- Data supplied:
========
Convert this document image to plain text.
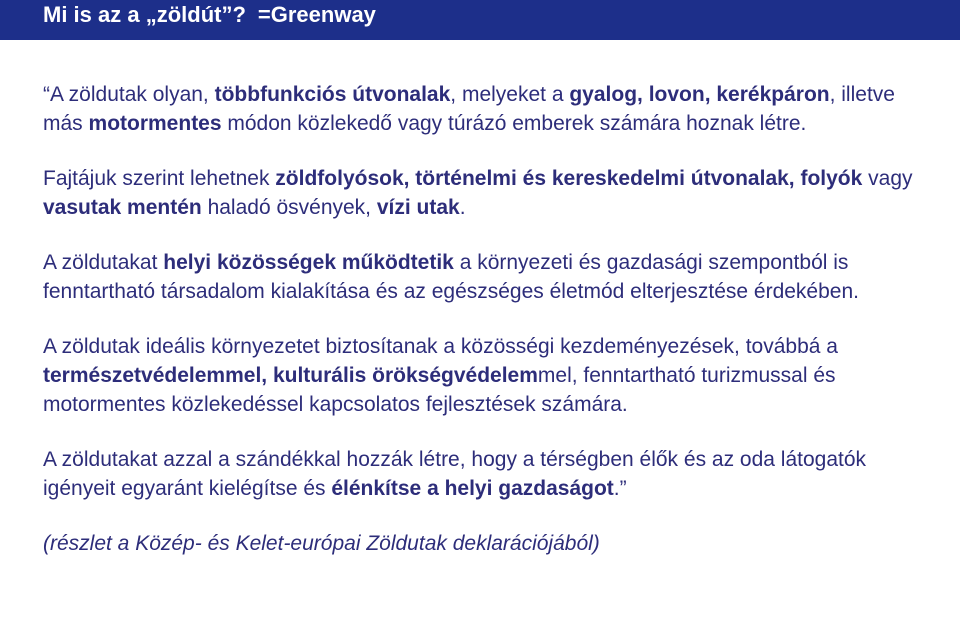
Mi is az a „zöldút”? =Greenway

“A zöldutak olyan, többfunkciós útvonalak, melyeket a gyalog, lovon, kerékpáron, illetve más motormentes módon közlekedő vagy túrázó emberek számára hoznak létre.

Fajtájuk szerint lehetnek zöldfolyósok, történelmi és kereskedelmi útvonalak, folyók vagy vasutak mentén haladó ösvények, vízi utak.

A zöldutakat helyi közösségek működtetik a környezeti és gazdasági szempontból is fenntartható társadalom kialakítása és az egészséges életmód elterjesztése érdekében.

A zöldutak ideális környezetet biztosítanak a közösségi kezdeményezések, továbbá a természetvédelemmel, kulturális örökségvédelemmel, fenntartható turizmussal és motormentes közlekedéssel kapcsolatos fejlesztések számára.

A zöldutakat azzal a szándékkal hozzák létre, hogy a térségben élők és az oda látogatók igényeit egyaránt kielégítse és élénkítse a helyi gazdaságot.”

(részlet a Közép- és Kelet-európai Zöldutak deklarációjából)
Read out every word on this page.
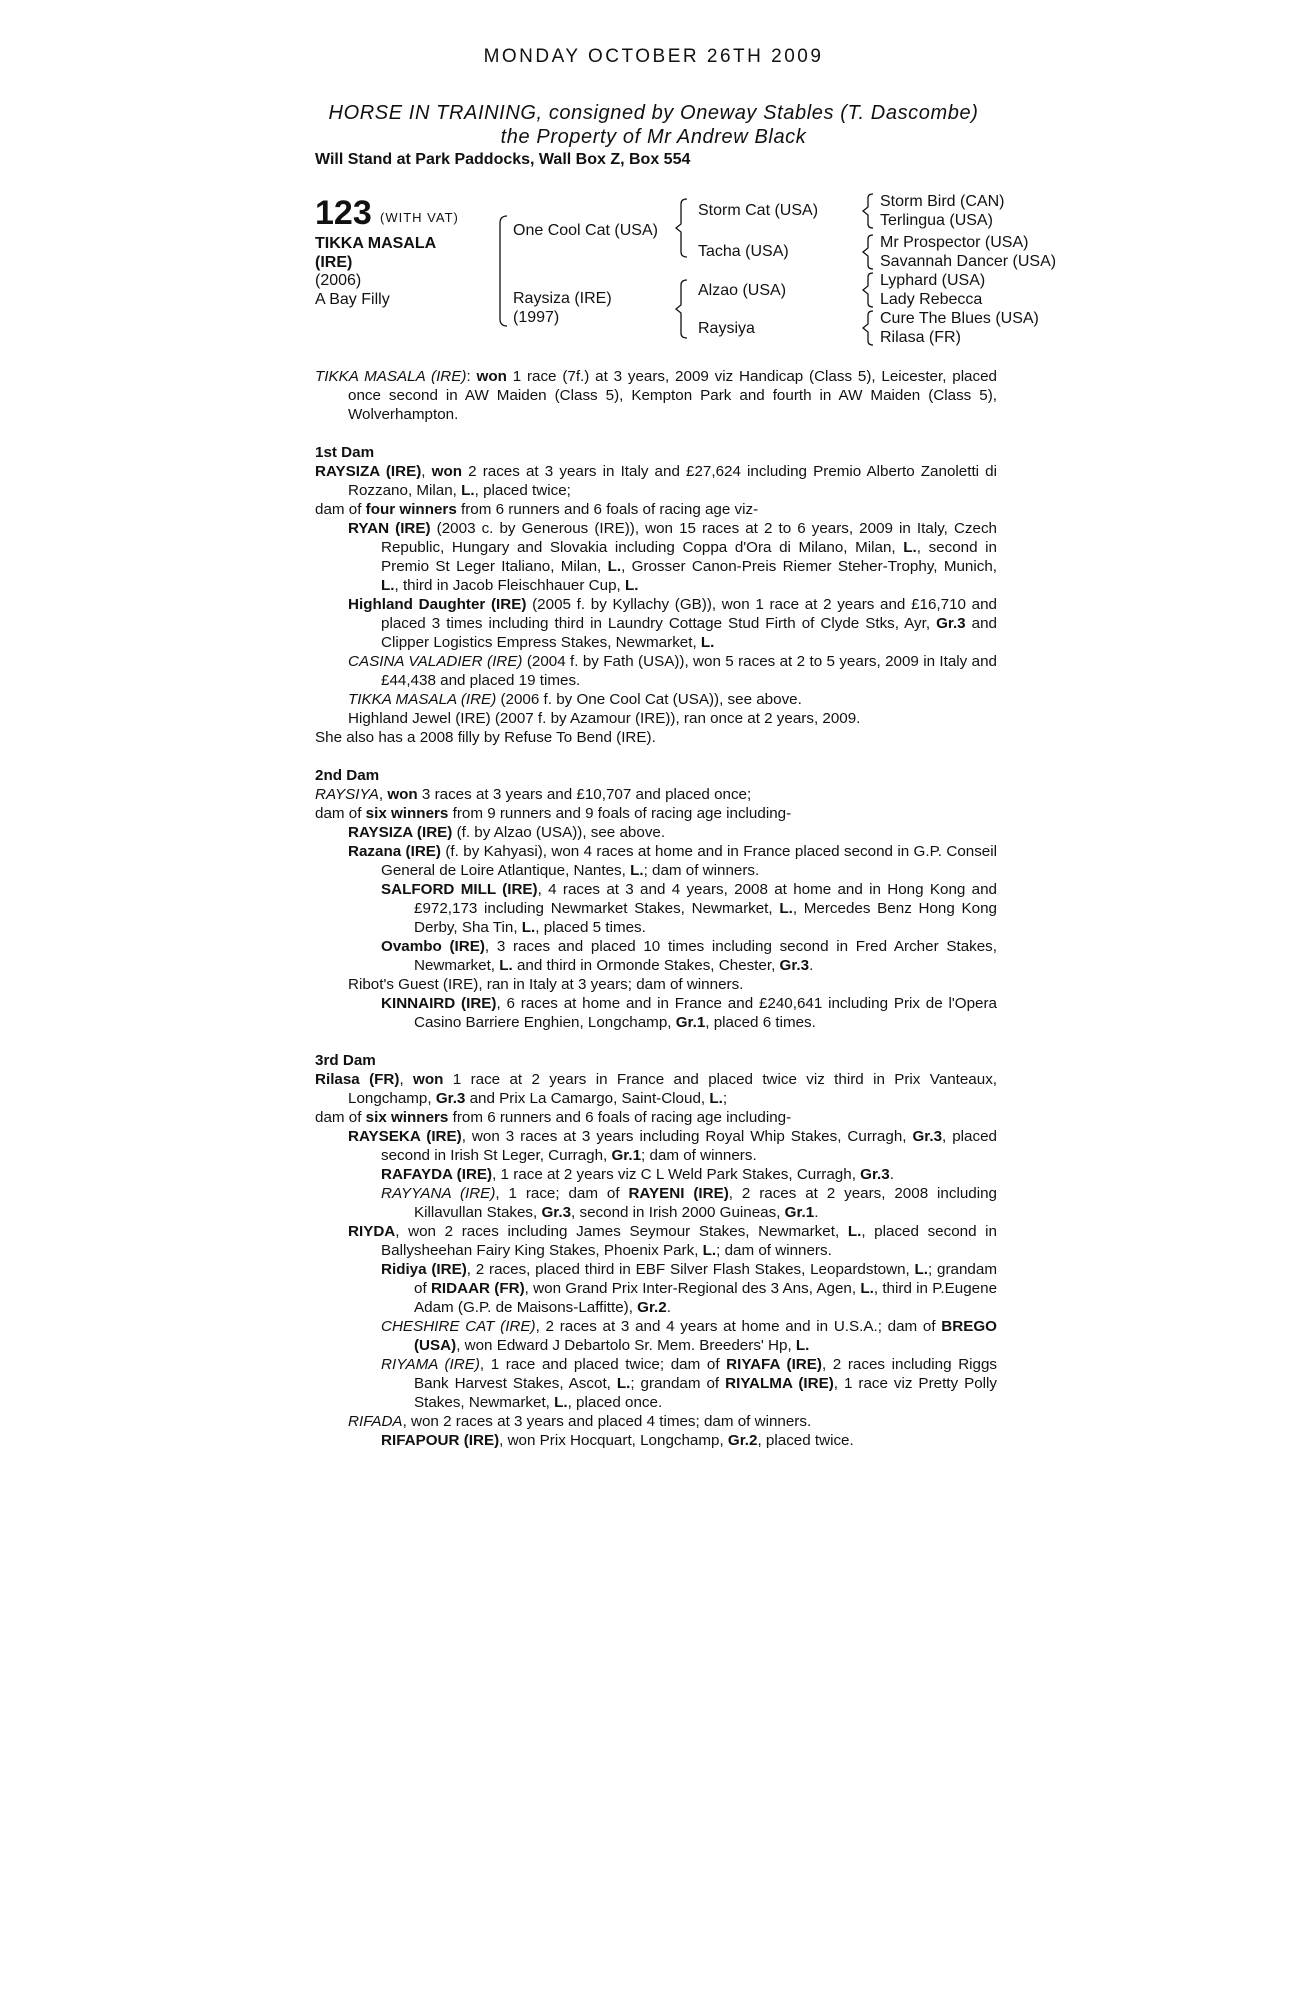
MONDAY OCTOBER 26TH 2009
HORSE IN TRAINING, consigned by Oneway Stables (T. Dascombe)
the Property of Mr Andrew Black
Will Stand at Park Paddocks, Wall Box Z, Box 554
123 (WITH VAT)
TIKKA MASALA
(IRE)
(2006)
A Bay Filly
One Cool Cat (USA)
Raysiza (IRE)
(1997)
Storm Cat (USA)
Tacha (USA)
Alzao (USA)
Raysiya
Storm Bird (CAN)
Terlingua (USA)
Mr Prospector (USA)
Savannah Dancer (USA)
Lyphard (USA)
Lady Rebecca
Cure The Blues (USA)
Rilasa (FR)

TIKKA MASALA (IRE): won 1 race (7f.) at 3 years, 2009 viz Handicap (Class 5), Leicester, placed once second in AW Maiden (Class 5), Kempton Park and fourth in AW Maiden (Class 5), Wolverhampton.

1st Dam

RAYSIZA (IRE), won 2 races at 3 years in Italy and £27,624 including Premio Alberto Zanoletti di Rozzano, Milan, L., placed twice;

dam of four winners from 6 runners and 6 foals of racing age viz-

RYAN (IRE) (2003 c. by Generous (IRE)), won 15 races at 2 to 6 years, 2009 in Italy, Czech Republic, Hungary and Slovakia including Coppa d'Ora di Milano, Milan, L., second in Premio St Leger Italiano, Milan, L., Grosser Canon-Preis Riemer Steher-Trophy, Munich, L., third in Jacob Fleischhauer Cup, L.

Highland Daughter (IRE) (2005 f. by Kyllachy (GB)), won 1 race at 2 years and £16,710 and placed 3 times including third in Laundry Cottage Stud Firth of Clyde Stks, Ayr, Gr.3 and Clipper Logistics Empress Stakes, Newmarket, L.

CASINA VALADIER (IRE) (2004 f. by Fath (USA)), won 5 races at 2 to 5 years, 2009 in Italy and £44,438 and placed 19 times.

TIKKA MASALA (IRE) (2006 f. by One Cool Cat (USA)), see above.

Highland Jewel (IRE) (2007 f. by Azamour (IRE)), ran once at 2 years, 2009.

She also has a 2008 filly by Refuse To Bend (IRE).

2nd Dam

RAYSIYA, won 3 races at 3 years and £10,707 and placed once;

dam of six winners from 9 runners and 9 foals of racing age including-

RAYSIZA (IRE) (f. by Alzao (USA)), see above.

Razana (IRE) (f. by Kahyasi), won 4 races at home and in France placed second in G.P. Conseil General de Loire Atlantique, Nantes, L.; dam of winners.

SALFORD MILL (IRE), 4 races at 3 and 4 years, 2008 at home and in Hong Kong and £972,173 including Newmarket Stakes, Newmarket, L., Mercedes Benz Hong Kong Derby, Sha Tin, L., placed 5 times.

Ovambo (IRE), 3 races and placed 10 times including second in Fred Archer Stakes, Newmarket, L. and third in Ormonde Stakes, Chester, Gr.3.

Ribot's Guest (IRE), ran in Italy at 3 years; dam of winners.

KINNAIRD (IRE), 6 races at home and in France and £240,641 including Prix de l'Opera Casino Barriere Enghien, Longchamp, Gr.1, placed 6 times.

3rd Dam

Rilasa (FR), won 1 race at 2 years in France and placed twice viz third in Prix Vanteaux, Longchamp, Gr.3 and Prix La Camargo, Saint-Cloud, L.;

dam of six winners from 6 runners and 6 foals of racing age including-

RAYSEKA (IRE), won 3 races at 3 years including Royal Whip Stakes, Curragh, Gr.3, placed second in Irish St Leger, Curragh, Gr.1; dam of winners.

RAFAYDA (IRE), 1 race at 2 years viz C L Weld Park Stakes, Curragh, Gr.3.

RAYYANA (IRE), 1 race; dam of RAYENI (IRE), 2 races at 2 years, 2008 including Killavullan Stakes, Gr.3, second in Irish 2000 Guineas, Gr.1.

RIYDA, won 2 races including James Seymour Stakes, Newmarket, L., placed second in Ballysheehan Fairy King Stakes, Phoenix Park, L.; dam of winners.

Ridiya (IRE), 2 races, placed third in EBF Silver Flash Stakes, Leopardstown, L.; grandam of RIDAAR (FR), won Grand Prix Inter-Regional des 3 Ans, Agen, L., third in P.Eugene Adam (G.P. de Maisons-Laffitte), Gr.2.

CHESHIRE CAT (IRE), 2 races at 3 and 4 years at home and in U.S.A.; dam of BREGO (USA), won Edward J Debartolo Sr. Mem. Breeders' Hp, L.

RIYAMA (IRE), 1 race and placed twice; dam of RIYAFA (IRE), 2 races including Riggs Bank Harvest Stakes, Ascot, L.; grandam of RIYALMA (IRE), 1 race viz Pretty Polly Stakes, Newmarket, L., placed once.

RIFADA, won 2 races at 3 years and placed 4 times; dam of winners.

RIFAPOUR (IRE), won Prix Hocquart, Longchamp, Gr.2, placed twice.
========
On how many lines does the word "Curragh" appear? Answer with only the number.

2